Copy every line of the listing that holds the string "screenshot".

=== DATA LISTING ===

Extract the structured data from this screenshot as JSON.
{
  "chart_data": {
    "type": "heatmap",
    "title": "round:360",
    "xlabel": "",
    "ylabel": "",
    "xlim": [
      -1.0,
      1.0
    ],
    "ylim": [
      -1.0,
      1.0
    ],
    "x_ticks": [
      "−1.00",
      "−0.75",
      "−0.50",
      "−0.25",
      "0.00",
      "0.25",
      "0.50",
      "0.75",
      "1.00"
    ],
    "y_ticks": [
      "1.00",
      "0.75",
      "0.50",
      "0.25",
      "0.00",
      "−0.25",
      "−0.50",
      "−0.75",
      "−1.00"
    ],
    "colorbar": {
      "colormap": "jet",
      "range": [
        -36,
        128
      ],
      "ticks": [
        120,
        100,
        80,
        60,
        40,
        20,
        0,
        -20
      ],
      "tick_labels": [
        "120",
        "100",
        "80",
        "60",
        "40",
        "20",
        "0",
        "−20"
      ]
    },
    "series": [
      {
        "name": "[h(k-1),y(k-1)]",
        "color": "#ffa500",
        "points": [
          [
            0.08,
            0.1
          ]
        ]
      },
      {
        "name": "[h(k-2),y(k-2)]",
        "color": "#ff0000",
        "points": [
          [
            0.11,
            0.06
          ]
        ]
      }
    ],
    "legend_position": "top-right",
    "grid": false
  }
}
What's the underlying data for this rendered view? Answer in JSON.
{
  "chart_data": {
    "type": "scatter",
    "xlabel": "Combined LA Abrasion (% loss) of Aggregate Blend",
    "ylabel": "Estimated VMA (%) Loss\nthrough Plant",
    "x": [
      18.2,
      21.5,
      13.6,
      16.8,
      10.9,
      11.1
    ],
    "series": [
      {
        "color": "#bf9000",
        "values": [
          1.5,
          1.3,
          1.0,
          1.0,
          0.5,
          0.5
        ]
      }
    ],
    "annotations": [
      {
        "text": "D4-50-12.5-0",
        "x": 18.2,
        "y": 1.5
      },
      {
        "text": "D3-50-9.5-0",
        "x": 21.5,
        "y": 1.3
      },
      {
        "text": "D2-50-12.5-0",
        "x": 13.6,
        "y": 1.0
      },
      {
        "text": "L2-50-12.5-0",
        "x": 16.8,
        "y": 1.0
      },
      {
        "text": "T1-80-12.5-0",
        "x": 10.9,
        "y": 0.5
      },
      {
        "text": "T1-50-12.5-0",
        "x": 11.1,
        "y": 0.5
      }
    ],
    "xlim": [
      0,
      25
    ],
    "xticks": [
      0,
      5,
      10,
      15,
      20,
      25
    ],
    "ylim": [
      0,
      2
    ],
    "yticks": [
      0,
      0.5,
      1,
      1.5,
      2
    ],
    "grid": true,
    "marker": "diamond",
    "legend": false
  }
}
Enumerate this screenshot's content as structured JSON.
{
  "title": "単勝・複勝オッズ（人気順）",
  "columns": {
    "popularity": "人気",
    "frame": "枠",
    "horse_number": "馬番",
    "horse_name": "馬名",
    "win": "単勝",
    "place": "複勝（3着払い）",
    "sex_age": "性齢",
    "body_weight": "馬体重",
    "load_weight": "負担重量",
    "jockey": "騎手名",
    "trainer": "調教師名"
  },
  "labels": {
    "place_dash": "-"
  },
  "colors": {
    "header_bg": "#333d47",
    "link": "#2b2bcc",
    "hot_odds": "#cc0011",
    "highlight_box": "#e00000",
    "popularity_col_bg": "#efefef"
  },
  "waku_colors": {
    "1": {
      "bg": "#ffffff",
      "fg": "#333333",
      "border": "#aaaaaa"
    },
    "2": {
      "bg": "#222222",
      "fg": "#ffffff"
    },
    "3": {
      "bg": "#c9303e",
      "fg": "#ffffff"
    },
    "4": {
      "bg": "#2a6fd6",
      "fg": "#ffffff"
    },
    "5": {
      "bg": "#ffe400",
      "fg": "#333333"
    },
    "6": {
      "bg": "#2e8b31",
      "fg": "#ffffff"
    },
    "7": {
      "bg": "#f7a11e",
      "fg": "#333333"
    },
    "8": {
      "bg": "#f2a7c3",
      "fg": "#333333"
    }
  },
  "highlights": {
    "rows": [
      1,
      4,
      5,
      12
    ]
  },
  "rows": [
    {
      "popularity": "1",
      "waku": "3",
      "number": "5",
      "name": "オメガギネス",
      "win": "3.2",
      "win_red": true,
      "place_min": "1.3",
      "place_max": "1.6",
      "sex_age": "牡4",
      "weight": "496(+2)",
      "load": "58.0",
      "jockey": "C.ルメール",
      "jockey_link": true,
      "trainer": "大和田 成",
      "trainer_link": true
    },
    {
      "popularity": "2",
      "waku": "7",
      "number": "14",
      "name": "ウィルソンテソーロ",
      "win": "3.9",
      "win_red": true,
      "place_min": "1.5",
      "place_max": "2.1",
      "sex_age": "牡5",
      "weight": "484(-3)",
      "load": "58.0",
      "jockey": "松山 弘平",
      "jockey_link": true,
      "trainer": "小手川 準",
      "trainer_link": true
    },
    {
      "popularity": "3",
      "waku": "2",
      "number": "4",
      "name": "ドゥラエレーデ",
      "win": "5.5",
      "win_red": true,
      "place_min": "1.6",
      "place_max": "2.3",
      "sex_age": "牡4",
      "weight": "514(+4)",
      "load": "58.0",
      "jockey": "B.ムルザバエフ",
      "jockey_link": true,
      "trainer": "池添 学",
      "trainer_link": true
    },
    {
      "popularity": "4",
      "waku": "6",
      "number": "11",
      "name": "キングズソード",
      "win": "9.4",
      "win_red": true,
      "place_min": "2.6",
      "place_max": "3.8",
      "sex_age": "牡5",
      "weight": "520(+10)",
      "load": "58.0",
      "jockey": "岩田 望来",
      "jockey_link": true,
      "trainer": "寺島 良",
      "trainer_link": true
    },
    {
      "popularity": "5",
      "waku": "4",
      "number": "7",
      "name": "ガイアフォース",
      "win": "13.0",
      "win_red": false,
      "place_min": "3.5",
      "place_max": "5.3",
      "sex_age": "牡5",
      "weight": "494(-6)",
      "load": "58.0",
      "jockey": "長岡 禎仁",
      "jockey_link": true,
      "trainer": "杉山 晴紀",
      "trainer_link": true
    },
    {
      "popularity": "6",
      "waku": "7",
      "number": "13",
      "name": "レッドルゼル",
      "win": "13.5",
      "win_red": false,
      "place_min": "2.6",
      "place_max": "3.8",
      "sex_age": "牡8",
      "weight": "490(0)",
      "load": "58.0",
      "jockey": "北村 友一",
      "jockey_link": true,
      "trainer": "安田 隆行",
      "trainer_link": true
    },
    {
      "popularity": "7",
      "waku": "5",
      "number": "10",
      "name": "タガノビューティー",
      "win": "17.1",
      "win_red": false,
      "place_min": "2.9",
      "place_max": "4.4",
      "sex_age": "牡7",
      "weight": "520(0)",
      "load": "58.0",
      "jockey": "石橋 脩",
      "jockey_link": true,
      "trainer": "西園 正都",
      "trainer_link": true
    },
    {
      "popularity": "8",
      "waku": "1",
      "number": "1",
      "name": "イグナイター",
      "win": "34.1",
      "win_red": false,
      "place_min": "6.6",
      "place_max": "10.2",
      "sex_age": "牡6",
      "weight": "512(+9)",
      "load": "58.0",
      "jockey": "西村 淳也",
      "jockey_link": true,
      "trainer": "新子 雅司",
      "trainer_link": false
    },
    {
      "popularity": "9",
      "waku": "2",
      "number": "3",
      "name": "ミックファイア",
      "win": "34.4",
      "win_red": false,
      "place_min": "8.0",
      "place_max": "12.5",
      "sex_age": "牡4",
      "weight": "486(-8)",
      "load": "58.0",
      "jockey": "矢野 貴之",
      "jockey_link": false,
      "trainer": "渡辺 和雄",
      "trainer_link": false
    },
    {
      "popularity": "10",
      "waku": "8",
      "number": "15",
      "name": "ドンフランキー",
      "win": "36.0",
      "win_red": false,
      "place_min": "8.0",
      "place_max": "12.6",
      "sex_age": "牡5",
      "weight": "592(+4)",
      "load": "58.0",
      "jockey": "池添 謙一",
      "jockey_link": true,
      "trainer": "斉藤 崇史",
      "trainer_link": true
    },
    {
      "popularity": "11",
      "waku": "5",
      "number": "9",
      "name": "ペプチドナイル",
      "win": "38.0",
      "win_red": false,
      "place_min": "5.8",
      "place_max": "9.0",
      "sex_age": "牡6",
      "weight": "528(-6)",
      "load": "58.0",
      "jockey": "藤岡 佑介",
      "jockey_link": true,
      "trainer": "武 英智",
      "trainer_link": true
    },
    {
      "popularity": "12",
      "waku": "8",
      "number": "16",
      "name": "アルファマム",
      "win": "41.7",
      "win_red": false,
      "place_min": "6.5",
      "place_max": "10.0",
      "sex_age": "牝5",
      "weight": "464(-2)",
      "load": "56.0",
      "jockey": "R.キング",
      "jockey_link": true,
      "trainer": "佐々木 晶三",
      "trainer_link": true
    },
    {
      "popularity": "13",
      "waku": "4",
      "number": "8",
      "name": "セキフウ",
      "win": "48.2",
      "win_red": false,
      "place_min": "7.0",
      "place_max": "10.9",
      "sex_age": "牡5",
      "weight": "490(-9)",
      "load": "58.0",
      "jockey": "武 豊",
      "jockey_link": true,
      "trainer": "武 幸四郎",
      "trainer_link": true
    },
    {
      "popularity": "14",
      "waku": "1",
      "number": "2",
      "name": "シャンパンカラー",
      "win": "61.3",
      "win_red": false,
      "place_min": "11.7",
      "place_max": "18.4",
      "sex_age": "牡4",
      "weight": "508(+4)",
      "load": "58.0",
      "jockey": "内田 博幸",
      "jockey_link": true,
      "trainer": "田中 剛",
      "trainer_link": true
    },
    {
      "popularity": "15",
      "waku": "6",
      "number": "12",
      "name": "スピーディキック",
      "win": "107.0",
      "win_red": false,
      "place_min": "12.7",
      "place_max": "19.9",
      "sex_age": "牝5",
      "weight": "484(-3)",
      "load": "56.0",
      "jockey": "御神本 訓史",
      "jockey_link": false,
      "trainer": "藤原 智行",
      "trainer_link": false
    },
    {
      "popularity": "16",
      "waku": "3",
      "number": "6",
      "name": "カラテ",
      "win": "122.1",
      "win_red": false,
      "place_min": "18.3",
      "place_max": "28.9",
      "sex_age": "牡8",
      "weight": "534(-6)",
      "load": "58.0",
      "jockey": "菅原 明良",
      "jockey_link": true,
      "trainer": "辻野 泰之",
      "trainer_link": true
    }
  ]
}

===

# RESPONSE TO THE EXERCISE:
Extract the structured data from this screenshot as JSON.
Enumerate this screenshot's content as structured JSON.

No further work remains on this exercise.